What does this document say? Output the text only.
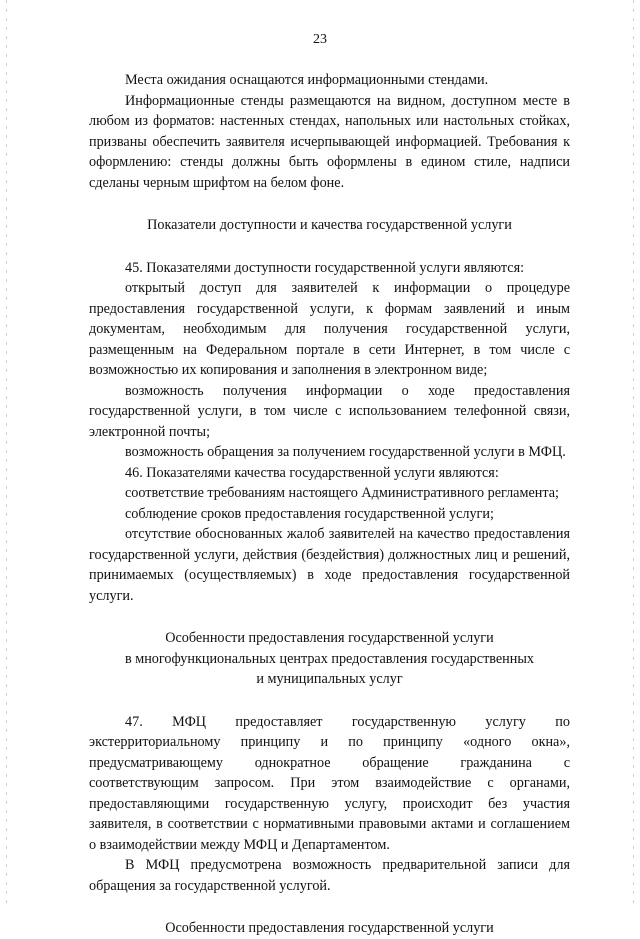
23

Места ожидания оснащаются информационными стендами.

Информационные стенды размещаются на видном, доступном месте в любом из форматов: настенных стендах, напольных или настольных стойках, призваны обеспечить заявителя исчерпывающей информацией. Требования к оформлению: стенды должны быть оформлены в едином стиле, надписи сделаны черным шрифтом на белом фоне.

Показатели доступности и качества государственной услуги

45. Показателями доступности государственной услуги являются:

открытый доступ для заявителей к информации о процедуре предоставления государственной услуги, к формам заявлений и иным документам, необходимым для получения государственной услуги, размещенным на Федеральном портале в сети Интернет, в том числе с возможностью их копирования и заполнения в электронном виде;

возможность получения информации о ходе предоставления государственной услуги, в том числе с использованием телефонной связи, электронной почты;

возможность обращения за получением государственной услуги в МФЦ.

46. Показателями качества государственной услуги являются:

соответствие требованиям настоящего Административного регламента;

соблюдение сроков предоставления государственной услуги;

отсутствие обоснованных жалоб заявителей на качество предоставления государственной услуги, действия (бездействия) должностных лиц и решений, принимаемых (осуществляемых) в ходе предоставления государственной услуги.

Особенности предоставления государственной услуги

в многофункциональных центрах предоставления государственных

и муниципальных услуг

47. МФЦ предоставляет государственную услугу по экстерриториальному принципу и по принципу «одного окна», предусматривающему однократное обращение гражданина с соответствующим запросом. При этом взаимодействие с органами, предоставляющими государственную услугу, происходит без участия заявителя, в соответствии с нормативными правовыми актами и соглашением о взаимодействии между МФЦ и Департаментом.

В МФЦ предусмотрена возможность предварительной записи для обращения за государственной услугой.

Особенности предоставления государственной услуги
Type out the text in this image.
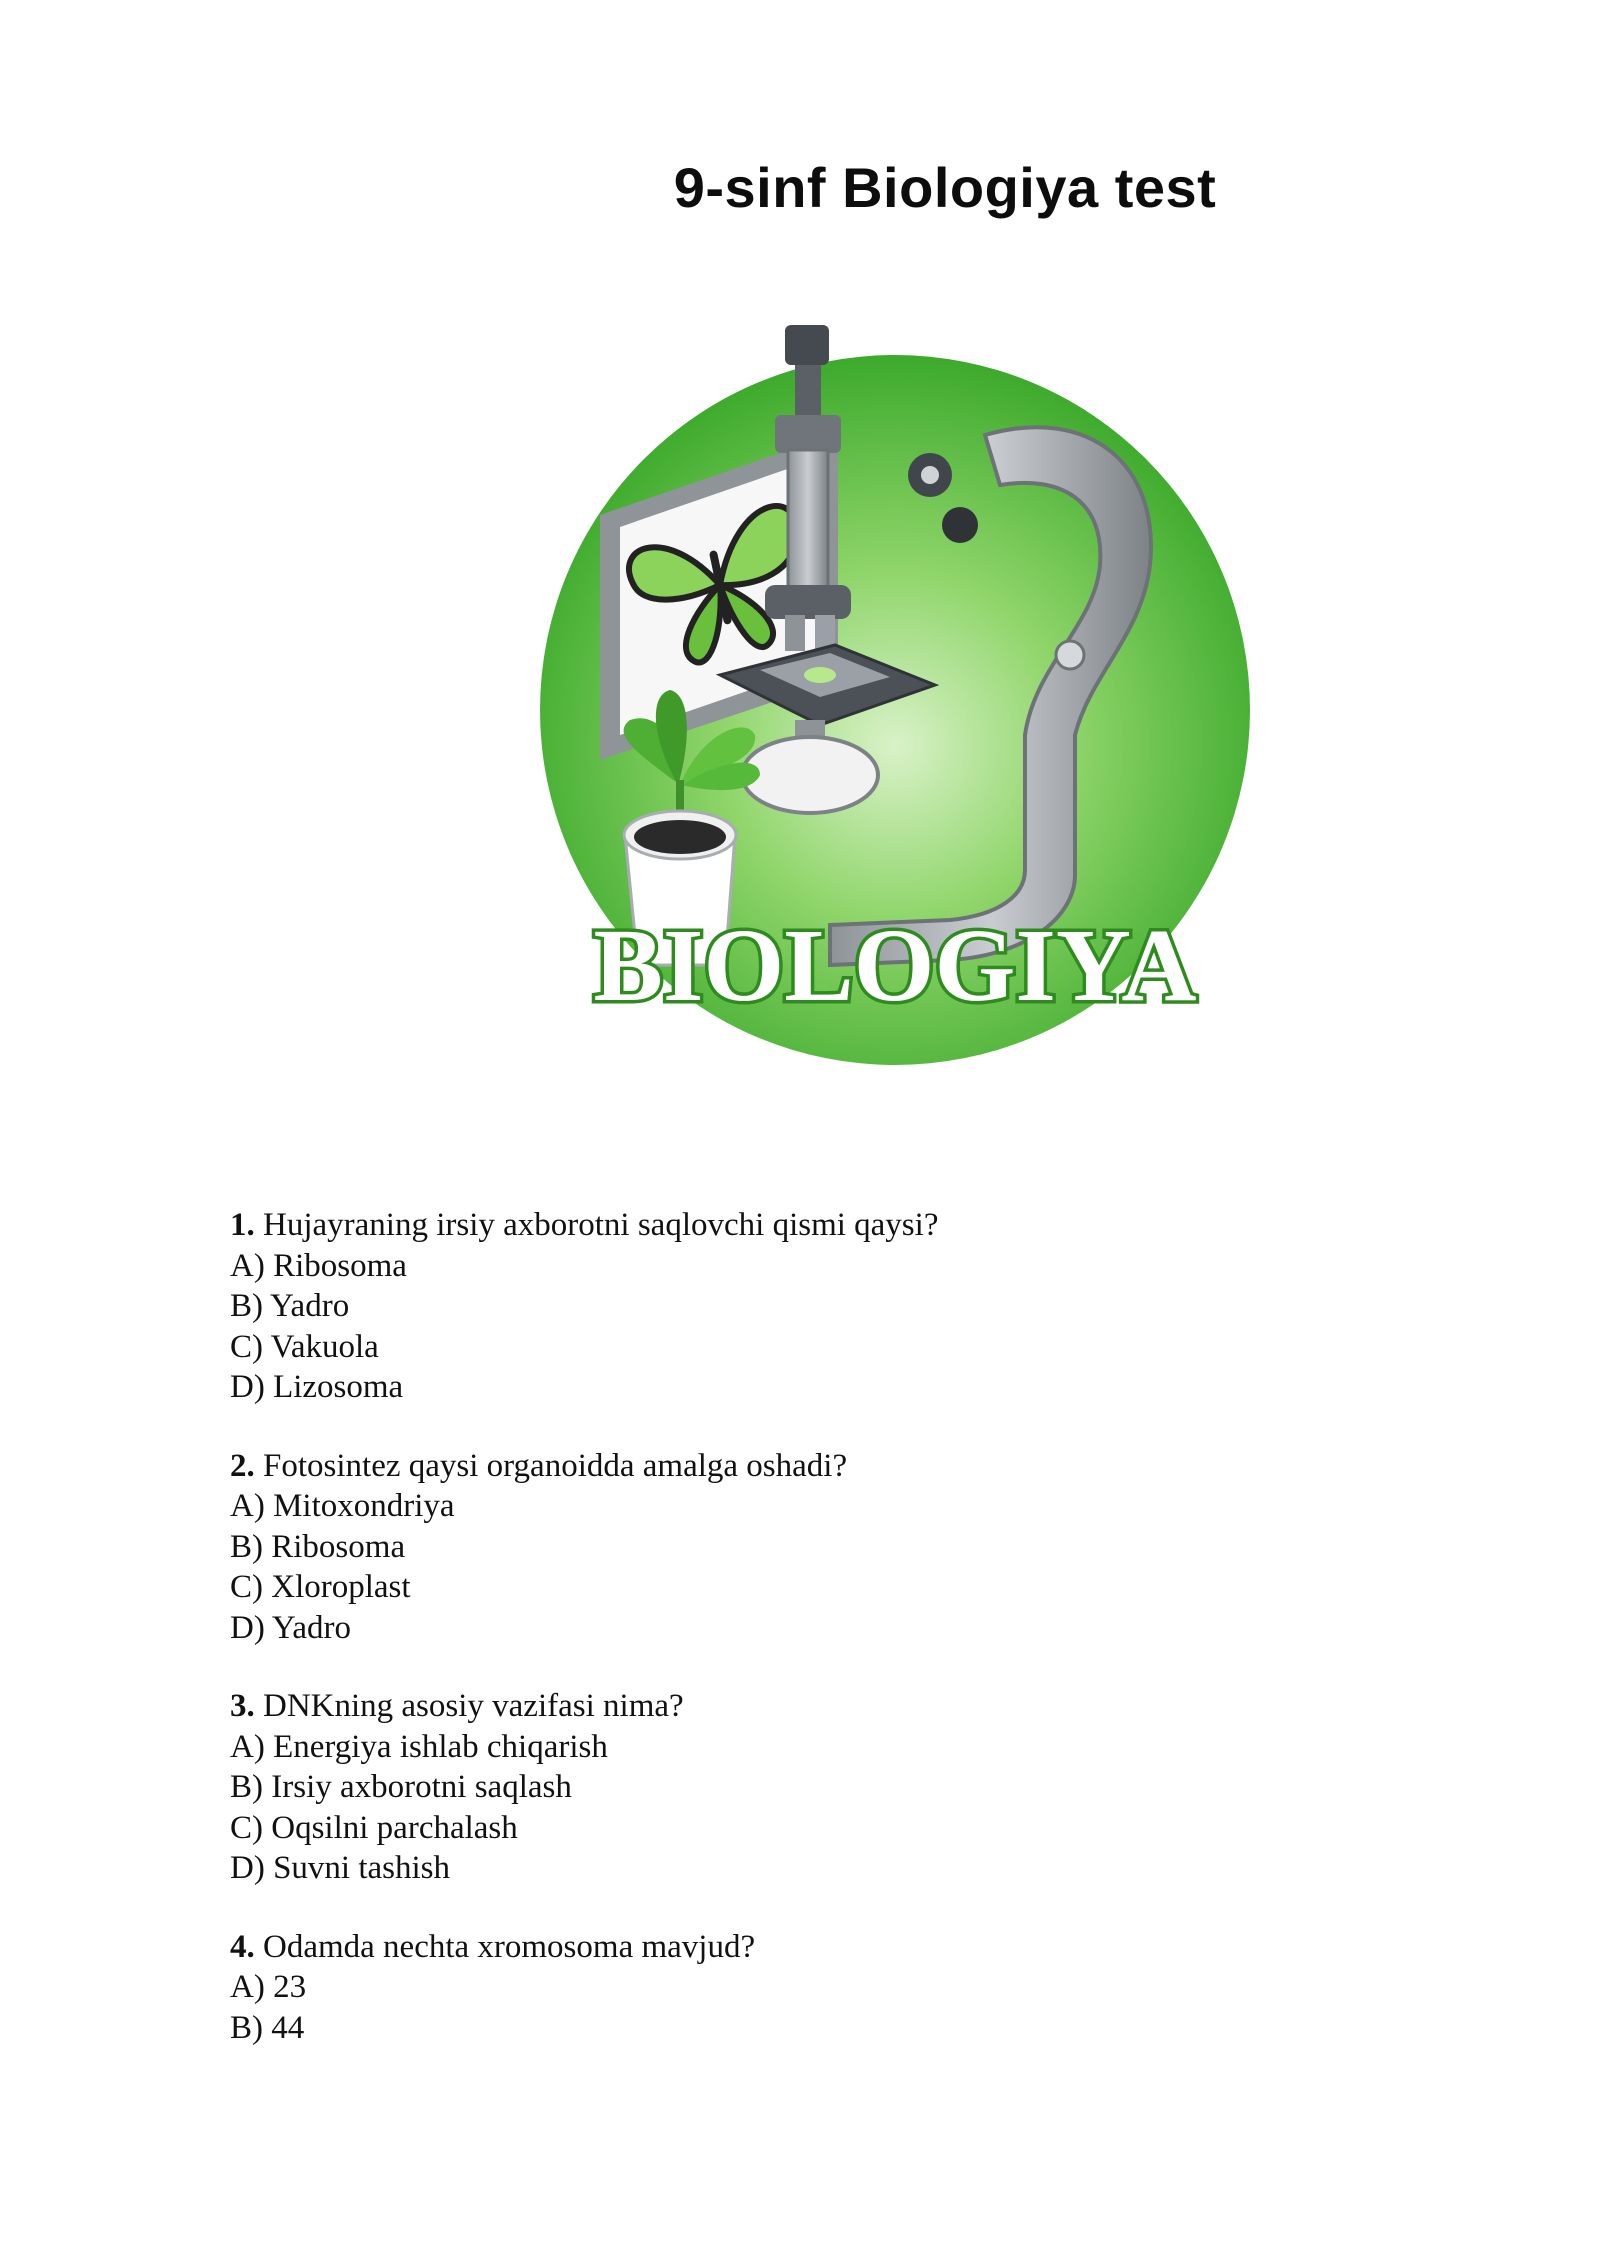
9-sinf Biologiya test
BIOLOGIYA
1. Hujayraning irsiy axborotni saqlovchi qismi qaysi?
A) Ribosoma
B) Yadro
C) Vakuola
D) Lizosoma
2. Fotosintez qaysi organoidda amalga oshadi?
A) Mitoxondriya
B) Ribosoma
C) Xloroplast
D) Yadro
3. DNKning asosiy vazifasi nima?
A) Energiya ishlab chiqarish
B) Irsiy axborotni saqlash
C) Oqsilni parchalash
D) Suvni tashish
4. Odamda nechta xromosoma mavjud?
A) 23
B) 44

• [Exercise description]: Working from the lines above, reproduce the material exactly and exclude its pictures.

• [Result]:
What does this document say? Output the text only.
23

Места ожидания оснащаются информационными стендами.

Информационные стенды размещаются на видном, доступном месте в любом из форматов: настенных стендах, напольных или настольных стойках, призваны обеспечить заявителя исчерпывающей информацией. Требования к оформлению: стенды должны быть оформлены в едином стиле, надписи сделаны черным шрифтом на белом фоне.

Показатели доступности и качества государственной услуги

45. Показателями доступности государственной услуги являются:

открытый доступ для заявителей к информации о процедуре предоставления государственной услуги, к формам заявлений и иным документам, необходимым для получения государственной услуги, размещенным на Федеральном портале в сети Интернет, в том числе с возможностью их копирования и заполнения в электронном виде;

возможность получения информации о ходе предоставления государственной услуги, в том числе с использованием телефонной связи, электронной почты;

возможность обращения за получением государственной услуги в МФЦ.

46. Показателями качества государственной услуги являются:

соответствие требованиям настоящего Административного регламента;

соблюдение сроков предоставления государственной услуги;

отсутствие обоснованных жалоб заявителей на качество предоставления государственной услуги, действия (бездействия) должностных лиц и решений, принимаемых (осуществляемых) в ходе предоставления государственной услуги.

Особенности предоставления государственной услуги

в многофункциональных центрах предоставления государственных

и муниципальных услуг

47. МФЦ предоставляет государственную услугу по экстерриториальному принципу и по принципу «одного окна», предусматривающему однократное обращение гражданина с соответствующим запросом. При этом взаимодействие с органами, предоставляющими государственную услугу, происходит без участия заявителя, в соответствии с нормативными правовыми актами и соглашением о взаимодействии между МФЦ и Департаментом.

В МФЦ предусмотрена возможность предварительной записи для обращения за государственной услугой.

Особенности предоставления государственной услуги
Type out the text in this image.
9-sinf Biologiya test
BIOLOGIYA
1. Hujayraning irsiy axborotni saqlovchi qismi qaysi?
A) Ribosoma
B) Yadro
C) Vakuola
D) Lizosoma
2. Fotosintez qaysi organoidda amalga oshadi?
A) Mitoxondriya
B) Ribosoma
C) Xloroplast
D) Yadro
3. DNKning asosiy vazifasi nima?
A) Energiya ishlab chiqarish
B) Irsiy axborotni saqlash
C) Oqsilni parchalash
D) Suvni tashish
4. Odamda nechta xromosoma mavjud?
A) 23
B) 44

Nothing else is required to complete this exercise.